▶ _Aim_: Copy all lines in which the word "kind" can be found.

▶ _Data for the task_:
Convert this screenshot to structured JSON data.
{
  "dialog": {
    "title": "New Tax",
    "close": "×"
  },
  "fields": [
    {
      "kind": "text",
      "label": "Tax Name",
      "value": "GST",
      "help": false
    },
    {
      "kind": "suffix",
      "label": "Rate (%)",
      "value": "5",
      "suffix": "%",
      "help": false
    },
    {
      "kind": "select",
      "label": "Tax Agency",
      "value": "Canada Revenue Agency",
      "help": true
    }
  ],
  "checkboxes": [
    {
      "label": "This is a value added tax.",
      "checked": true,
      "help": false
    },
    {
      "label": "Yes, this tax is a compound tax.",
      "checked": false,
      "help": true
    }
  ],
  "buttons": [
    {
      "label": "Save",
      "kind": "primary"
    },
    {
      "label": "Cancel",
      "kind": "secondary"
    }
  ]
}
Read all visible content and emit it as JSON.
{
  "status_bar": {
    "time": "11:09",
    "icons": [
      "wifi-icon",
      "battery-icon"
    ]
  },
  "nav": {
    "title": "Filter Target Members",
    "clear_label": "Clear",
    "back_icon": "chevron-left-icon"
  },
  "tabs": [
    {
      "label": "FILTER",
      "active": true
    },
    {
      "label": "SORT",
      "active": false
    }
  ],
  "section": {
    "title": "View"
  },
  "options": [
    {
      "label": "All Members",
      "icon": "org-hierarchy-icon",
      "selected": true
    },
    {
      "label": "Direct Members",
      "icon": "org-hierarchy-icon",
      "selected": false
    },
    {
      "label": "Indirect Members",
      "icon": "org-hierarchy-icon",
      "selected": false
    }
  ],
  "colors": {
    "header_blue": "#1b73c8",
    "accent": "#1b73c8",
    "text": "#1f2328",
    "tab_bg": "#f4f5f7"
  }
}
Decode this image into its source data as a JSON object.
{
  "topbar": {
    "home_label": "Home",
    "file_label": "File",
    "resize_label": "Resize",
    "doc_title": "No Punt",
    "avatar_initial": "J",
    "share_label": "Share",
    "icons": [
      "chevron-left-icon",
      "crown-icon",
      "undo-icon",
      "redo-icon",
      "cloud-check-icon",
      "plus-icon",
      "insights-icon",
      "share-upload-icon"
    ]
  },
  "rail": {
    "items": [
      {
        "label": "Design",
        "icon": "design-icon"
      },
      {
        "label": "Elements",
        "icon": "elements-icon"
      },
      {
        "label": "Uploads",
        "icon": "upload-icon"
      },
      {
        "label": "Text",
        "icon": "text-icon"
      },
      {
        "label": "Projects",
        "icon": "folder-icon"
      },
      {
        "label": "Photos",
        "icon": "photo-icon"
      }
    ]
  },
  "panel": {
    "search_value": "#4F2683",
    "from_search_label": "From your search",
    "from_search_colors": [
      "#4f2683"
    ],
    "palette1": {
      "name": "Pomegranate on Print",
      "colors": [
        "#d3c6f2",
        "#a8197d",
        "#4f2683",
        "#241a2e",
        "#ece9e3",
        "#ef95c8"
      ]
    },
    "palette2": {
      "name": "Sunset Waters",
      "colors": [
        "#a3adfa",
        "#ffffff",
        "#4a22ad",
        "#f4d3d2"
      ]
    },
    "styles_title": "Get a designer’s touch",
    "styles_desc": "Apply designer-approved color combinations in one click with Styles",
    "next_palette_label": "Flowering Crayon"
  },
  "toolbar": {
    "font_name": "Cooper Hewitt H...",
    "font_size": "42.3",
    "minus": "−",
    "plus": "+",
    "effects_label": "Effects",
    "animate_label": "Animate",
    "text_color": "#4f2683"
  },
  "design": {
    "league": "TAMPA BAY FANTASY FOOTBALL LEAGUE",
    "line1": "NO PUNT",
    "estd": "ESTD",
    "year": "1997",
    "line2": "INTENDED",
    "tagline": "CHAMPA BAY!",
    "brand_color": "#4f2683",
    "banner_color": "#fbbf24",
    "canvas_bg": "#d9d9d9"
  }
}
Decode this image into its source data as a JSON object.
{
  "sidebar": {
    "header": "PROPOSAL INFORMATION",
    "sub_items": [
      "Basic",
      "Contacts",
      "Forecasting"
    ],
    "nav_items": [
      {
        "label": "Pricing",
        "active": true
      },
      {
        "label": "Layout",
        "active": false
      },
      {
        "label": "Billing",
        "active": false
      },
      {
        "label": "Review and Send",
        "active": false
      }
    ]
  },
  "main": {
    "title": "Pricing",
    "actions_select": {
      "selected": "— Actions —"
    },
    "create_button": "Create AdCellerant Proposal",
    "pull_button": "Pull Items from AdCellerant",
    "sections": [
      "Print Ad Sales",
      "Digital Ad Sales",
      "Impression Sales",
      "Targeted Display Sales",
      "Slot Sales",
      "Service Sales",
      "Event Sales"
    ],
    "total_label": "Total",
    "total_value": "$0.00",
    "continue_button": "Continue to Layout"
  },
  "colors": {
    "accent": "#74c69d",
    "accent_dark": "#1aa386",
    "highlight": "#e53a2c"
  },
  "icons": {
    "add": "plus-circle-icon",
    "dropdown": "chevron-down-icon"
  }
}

▶ _The solution_:
      "kind": "text",
      "kind": "suffix",
      "kind": "select",
      "kind": "primary"
      "kind": "secondary"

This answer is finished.